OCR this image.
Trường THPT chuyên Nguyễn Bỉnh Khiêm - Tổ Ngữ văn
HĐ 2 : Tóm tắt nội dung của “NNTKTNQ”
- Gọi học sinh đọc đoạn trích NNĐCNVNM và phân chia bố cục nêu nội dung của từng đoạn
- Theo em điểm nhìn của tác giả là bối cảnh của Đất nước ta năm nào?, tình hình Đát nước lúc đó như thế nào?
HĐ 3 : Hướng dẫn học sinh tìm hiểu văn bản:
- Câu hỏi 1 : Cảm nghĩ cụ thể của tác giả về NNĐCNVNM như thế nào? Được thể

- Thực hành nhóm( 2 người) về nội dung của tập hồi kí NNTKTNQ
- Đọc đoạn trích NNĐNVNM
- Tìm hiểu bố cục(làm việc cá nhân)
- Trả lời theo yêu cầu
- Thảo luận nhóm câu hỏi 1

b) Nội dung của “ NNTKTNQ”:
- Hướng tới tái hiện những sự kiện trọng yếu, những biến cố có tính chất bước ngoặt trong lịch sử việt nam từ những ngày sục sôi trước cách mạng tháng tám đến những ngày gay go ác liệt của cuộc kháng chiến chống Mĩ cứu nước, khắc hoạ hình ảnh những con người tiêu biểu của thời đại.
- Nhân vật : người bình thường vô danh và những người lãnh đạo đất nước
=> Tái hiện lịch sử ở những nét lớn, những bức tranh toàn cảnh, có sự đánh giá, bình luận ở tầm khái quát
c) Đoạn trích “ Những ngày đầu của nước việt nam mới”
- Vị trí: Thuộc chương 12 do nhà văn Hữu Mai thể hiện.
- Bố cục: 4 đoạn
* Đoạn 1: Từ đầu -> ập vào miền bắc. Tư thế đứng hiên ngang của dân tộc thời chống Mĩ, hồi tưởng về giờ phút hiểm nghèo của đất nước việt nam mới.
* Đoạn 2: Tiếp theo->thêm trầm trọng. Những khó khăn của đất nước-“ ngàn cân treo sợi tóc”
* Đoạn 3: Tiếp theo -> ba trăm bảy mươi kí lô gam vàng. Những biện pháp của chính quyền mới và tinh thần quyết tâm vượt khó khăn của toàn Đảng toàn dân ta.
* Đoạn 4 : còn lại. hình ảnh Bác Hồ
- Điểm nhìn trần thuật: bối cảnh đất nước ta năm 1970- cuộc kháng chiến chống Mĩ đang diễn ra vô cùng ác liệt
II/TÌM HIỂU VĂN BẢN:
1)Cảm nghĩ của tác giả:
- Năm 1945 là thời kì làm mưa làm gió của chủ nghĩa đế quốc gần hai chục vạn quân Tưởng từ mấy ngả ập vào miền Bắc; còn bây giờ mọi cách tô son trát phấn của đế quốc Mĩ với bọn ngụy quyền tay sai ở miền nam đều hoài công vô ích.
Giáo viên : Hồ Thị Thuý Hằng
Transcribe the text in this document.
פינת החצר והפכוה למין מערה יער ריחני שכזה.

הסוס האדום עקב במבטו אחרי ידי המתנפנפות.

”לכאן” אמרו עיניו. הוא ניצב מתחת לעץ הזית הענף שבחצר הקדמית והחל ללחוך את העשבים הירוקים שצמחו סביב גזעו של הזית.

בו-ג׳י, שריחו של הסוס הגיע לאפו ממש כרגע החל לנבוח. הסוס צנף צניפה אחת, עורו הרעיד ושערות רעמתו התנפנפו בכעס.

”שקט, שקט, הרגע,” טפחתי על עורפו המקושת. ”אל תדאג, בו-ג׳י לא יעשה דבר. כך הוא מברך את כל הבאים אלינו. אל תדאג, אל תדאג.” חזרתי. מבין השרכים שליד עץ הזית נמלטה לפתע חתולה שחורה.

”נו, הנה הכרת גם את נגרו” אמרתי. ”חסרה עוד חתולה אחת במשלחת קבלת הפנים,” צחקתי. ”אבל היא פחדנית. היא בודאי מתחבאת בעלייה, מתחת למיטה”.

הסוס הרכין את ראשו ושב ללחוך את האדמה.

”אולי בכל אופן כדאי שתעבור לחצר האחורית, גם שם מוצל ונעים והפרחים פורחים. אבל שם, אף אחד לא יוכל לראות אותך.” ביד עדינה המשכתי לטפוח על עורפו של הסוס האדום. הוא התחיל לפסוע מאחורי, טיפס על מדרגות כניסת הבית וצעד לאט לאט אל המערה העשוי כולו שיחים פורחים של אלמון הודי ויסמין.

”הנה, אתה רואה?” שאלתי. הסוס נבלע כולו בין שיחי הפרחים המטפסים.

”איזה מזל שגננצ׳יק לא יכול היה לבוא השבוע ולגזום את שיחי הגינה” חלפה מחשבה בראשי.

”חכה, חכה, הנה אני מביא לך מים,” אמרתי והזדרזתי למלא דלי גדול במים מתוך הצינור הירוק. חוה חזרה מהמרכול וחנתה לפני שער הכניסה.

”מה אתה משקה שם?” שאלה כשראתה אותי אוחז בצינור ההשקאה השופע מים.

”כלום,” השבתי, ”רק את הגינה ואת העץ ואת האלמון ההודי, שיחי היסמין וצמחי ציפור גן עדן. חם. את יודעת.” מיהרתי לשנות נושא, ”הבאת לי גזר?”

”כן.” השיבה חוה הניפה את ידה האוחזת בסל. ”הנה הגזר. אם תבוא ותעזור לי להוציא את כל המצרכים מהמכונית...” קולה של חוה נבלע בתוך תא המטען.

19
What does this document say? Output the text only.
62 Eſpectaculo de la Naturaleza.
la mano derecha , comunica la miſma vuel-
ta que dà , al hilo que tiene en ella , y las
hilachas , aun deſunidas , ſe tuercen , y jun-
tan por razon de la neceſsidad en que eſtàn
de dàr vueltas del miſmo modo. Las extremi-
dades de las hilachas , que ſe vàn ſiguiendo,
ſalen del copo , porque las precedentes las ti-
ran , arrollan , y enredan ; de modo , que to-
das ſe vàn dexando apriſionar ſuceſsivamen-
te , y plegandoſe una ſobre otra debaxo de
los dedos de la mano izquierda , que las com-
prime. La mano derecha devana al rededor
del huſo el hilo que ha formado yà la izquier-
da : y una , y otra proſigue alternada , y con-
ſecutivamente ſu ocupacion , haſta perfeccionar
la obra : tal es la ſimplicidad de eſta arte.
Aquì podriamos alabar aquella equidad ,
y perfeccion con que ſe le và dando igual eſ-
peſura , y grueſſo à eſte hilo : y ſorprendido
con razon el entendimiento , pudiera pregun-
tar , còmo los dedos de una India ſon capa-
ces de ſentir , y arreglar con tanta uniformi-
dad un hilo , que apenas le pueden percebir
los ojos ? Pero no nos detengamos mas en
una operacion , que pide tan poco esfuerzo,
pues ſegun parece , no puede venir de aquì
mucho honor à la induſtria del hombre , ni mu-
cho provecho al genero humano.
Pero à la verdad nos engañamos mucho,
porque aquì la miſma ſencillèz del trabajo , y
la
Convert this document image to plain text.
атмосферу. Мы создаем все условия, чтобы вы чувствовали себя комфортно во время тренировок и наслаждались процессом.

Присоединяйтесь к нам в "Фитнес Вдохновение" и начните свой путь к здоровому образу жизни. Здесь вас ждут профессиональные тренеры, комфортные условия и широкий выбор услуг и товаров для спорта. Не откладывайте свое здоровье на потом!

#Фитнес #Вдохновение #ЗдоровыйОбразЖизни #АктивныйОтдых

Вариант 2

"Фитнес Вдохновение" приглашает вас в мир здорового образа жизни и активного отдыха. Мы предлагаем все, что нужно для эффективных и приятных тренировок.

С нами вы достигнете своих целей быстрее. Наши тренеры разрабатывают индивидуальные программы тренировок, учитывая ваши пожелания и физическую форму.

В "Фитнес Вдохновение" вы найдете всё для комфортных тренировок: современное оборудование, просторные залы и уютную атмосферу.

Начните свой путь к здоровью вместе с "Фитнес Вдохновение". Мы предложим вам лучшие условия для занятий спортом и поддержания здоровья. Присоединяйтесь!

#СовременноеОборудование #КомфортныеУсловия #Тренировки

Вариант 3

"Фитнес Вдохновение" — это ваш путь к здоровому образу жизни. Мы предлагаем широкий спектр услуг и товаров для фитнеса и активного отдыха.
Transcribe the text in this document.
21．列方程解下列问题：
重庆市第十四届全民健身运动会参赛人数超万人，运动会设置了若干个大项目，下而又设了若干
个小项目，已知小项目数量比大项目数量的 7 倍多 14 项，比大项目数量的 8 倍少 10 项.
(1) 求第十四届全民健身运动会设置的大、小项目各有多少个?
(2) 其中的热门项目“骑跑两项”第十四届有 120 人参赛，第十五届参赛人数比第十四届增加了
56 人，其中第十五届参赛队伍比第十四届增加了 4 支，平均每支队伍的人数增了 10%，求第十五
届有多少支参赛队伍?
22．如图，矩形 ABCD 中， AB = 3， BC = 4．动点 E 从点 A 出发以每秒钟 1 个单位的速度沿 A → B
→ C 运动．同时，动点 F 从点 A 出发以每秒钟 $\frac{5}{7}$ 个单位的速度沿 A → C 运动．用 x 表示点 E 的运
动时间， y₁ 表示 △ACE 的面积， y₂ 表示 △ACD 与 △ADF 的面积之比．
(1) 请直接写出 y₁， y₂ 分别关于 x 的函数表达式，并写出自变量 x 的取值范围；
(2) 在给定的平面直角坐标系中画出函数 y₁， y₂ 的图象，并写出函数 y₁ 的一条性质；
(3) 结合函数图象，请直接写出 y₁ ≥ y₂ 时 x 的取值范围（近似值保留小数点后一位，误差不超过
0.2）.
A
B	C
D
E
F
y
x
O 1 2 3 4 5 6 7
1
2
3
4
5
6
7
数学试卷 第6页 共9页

Task to carry out -> Where a line contains "toàn", copy that line.

Correct answer ->
=> Tái hiện lịch sử ở những nét lớn, những bức tranh toàn cảnh, có sự đánh giá, bình luận ở tầm khái quát
* Đoạn 3: Tiếp theo -> ba trăm bảy mươi kí lô gam vàng. Những biện pháp của chính quyền mới và tinh thần quyết tâm vượt khó khăn của toàn Đảng toàn dân ta.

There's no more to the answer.